• [Exercise]
Please list every row below that contains the string "their", copying each such row in full. Case counts, so uppercase and lowercase letters must match.
-- begin Given entries --
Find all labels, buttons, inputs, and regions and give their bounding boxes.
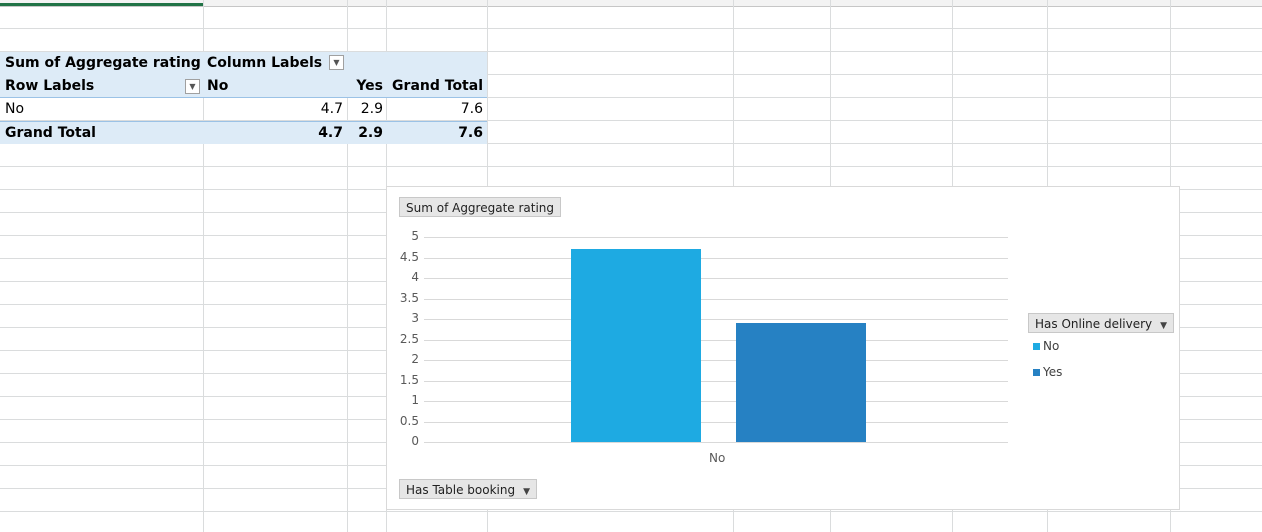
-- end Given entries --
-- begin Given entries --
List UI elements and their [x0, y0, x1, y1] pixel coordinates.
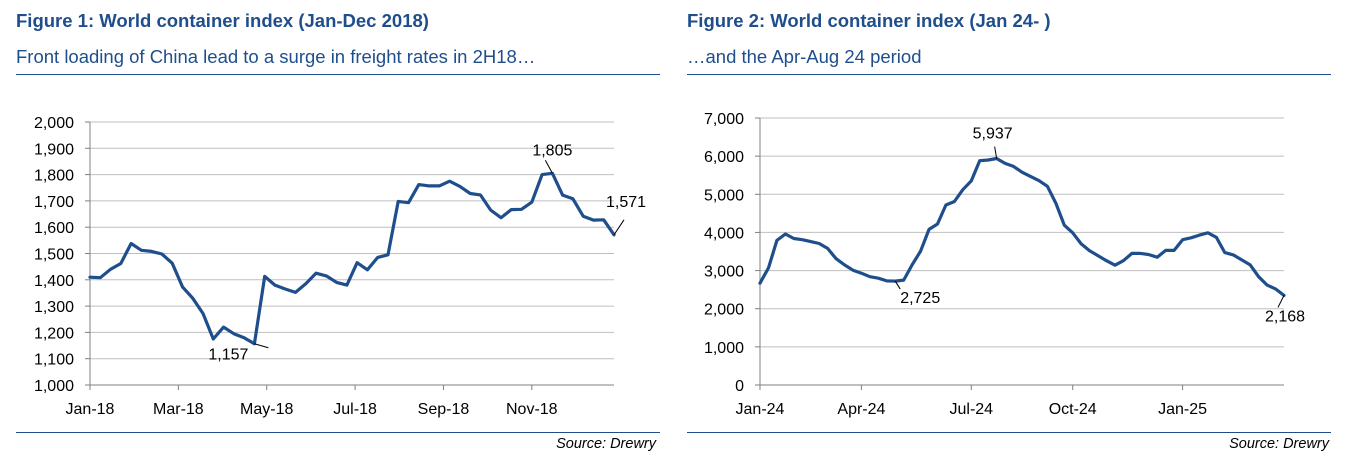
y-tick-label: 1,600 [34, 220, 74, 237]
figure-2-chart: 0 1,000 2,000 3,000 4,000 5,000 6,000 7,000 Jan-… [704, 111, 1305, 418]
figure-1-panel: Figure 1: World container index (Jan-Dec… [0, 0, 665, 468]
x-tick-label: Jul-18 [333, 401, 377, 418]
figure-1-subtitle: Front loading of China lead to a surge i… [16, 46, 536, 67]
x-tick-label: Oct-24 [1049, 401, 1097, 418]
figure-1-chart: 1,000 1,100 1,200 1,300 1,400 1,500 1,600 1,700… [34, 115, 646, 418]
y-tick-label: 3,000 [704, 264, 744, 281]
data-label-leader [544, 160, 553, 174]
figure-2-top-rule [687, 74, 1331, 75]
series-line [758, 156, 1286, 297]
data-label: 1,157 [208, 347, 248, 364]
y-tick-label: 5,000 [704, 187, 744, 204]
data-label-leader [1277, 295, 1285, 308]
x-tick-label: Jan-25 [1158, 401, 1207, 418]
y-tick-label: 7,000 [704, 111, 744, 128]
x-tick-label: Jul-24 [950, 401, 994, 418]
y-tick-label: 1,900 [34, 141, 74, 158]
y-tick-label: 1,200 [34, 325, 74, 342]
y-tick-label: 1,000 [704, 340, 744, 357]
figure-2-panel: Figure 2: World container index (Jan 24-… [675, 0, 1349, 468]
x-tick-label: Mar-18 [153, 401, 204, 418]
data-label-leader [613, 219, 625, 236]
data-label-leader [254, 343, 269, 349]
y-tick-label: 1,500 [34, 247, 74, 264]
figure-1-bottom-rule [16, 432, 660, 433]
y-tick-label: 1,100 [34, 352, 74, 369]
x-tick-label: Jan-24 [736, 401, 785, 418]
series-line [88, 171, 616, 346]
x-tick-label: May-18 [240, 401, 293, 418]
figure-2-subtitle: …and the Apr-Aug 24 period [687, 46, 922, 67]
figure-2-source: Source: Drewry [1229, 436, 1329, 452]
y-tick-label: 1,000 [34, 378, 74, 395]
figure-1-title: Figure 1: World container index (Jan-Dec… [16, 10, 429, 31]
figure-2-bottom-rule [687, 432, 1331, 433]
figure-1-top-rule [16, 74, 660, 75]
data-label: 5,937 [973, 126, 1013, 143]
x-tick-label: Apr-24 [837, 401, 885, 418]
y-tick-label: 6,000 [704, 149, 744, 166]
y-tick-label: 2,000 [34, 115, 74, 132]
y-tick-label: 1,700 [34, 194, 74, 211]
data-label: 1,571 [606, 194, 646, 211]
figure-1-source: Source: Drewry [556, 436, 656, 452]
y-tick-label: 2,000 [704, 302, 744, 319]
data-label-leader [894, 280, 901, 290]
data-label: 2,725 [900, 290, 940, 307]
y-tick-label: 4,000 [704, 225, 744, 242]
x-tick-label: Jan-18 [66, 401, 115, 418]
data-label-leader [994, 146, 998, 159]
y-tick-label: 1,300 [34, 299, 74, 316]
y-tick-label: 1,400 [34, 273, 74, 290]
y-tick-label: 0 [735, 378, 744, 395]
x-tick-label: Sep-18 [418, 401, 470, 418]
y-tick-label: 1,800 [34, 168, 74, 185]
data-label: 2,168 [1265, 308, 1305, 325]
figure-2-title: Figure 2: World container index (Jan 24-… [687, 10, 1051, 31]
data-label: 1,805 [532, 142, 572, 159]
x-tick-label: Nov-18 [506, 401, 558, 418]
-- end Given entries --
• [Final result]
Find all labels, buttons, inputs, and regions and give their bounding boxes.
List UI elements and their [x0, y0, x1, y1] pixel coordinates.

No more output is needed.